• **EXERCISE OBJECTIVE**
Gather up every line from the entries below that uses the word "случаях".

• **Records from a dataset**

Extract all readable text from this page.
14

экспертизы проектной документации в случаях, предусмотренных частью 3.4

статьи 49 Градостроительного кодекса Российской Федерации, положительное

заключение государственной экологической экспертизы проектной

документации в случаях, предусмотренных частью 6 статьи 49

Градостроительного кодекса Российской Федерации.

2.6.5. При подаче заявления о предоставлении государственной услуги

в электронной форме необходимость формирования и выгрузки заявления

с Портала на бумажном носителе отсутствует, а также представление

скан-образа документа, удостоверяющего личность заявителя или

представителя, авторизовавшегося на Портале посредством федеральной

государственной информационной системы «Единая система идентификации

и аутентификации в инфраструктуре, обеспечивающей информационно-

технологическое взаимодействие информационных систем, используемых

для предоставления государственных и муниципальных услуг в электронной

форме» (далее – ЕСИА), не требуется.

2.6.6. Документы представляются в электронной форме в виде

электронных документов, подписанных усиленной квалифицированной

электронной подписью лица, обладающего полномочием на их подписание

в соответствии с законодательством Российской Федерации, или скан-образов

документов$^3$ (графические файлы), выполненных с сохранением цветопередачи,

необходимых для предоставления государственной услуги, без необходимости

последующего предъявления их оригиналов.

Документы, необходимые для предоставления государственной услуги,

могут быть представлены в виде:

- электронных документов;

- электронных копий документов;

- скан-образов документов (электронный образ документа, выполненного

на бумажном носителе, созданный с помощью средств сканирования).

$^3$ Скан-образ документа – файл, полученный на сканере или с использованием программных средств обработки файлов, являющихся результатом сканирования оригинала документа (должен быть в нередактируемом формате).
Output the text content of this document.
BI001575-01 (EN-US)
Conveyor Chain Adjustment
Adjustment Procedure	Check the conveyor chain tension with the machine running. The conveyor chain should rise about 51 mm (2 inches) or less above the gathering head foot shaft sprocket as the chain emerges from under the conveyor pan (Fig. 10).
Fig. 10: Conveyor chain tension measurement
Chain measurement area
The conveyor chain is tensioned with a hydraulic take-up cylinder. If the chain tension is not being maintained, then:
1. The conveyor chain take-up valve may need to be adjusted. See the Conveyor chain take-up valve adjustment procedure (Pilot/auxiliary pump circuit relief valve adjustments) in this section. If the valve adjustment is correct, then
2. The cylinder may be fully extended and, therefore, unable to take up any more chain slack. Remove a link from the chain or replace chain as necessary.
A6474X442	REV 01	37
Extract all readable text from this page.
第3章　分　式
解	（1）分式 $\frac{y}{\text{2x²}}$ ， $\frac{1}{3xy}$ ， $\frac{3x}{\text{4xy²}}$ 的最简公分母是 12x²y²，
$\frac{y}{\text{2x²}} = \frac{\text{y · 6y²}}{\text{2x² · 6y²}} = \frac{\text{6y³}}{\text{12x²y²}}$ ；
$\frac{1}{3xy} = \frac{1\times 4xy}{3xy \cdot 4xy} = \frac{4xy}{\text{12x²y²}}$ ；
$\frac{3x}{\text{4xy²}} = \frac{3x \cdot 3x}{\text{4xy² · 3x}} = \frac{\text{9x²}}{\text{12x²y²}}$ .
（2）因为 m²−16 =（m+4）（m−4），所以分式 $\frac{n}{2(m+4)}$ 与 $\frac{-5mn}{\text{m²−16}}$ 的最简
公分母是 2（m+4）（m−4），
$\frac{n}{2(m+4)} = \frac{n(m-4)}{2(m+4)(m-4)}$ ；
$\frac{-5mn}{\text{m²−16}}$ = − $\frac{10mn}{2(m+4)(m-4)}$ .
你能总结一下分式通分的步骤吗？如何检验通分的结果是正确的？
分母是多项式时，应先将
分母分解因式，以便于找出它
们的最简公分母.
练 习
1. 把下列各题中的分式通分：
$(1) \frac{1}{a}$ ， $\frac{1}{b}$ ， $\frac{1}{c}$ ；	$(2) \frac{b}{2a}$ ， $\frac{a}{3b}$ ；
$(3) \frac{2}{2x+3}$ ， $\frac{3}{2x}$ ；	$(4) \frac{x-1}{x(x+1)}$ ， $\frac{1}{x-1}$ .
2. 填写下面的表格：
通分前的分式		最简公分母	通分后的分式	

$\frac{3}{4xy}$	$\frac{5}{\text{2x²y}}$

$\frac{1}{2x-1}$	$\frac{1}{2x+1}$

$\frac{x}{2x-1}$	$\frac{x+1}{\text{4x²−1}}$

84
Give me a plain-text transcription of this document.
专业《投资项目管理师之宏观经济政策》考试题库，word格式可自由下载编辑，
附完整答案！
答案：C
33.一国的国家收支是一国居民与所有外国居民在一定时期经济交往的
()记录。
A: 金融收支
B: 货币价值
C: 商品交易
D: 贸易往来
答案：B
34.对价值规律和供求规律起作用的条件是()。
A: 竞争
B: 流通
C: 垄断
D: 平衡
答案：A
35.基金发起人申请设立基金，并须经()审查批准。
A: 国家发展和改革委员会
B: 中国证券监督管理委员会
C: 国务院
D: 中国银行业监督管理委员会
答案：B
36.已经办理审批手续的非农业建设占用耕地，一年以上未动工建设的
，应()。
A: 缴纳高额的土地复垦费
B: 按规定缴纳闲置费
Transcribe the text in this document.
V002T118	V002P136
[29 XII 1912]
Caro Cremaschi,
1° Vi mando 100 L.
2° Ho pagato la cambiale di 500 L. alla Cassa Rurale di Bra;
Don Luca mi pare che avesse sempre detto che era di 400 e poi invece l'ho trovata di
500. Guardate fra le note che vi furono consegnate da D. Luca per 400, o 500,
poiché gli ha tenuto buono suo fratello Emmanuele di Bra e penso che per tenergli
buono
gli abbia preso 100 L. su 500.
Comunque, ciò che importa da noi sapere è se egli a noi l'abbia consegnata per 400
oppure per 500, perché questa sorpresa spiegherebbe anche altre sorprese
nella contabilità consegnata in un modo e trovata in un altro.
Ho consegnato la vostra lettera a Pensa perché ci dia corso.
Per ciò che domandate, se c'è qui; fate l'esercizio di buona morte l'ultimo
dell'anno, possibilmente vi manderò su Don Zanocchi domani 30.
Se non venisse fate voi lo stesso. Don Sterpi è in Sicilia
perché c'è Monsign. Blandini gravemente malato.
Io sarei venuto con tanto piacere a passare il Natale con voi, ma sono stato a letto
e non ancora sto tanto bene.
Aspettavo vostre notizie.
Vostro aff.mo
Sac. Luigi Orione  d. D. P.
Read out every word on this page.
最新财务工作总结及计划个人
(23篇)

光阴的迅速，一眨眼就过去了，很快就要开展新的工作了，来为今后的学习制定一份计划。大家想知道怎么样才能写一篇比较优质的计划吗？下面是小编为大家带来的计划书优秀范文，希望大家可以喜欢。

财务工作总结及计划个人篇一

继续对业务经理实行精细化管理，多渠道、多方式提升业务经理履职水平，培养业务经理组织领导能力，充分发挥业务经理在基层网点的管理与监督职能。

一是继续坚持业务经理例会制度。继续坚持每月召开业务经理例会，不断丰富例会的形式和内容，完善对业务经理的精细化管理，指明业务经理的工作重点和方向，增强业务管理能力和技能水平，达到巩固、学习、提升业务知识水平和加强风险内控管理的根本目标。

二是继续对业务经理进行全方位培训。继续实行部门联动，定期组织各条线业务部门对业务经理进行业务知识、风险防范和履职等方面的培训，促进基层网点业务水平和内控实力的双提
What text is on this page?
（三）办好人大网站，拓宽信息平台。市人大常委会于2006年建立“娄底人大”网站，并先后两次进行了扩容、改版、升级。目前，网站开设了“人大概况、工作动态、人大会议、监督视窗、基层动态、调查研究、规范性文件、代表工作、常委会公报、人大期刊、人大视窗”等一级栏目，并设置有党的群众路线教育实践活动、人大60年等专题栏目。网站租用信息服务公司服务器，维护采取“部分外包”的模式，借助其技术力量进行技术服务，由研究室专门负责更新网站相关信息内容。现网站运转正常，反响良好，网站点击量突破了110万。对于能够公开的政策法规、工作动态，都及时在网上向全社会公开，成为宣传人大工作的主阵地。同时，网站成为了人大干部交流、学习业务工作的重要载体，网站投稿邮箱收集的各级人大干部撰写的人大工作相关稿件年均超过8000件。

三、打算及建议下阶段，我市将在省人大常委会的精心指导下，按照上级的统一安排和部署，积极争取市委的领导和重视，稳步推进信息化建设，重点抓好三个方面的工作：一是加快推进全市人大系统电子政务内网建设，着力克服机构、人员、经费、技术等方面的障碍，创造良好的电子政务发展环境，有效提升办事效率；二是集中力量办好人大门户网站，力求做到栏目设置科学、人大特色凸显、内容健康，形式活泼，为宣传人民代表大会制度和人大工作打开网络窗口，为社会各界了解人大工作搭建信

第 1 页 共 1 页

• **ANSWER TO THIS PROBLEM**
экспертизы проектной документации в случаях, предусмотренных частью 3.4
документации в случаях, предусмотренных частью 6 статьи 49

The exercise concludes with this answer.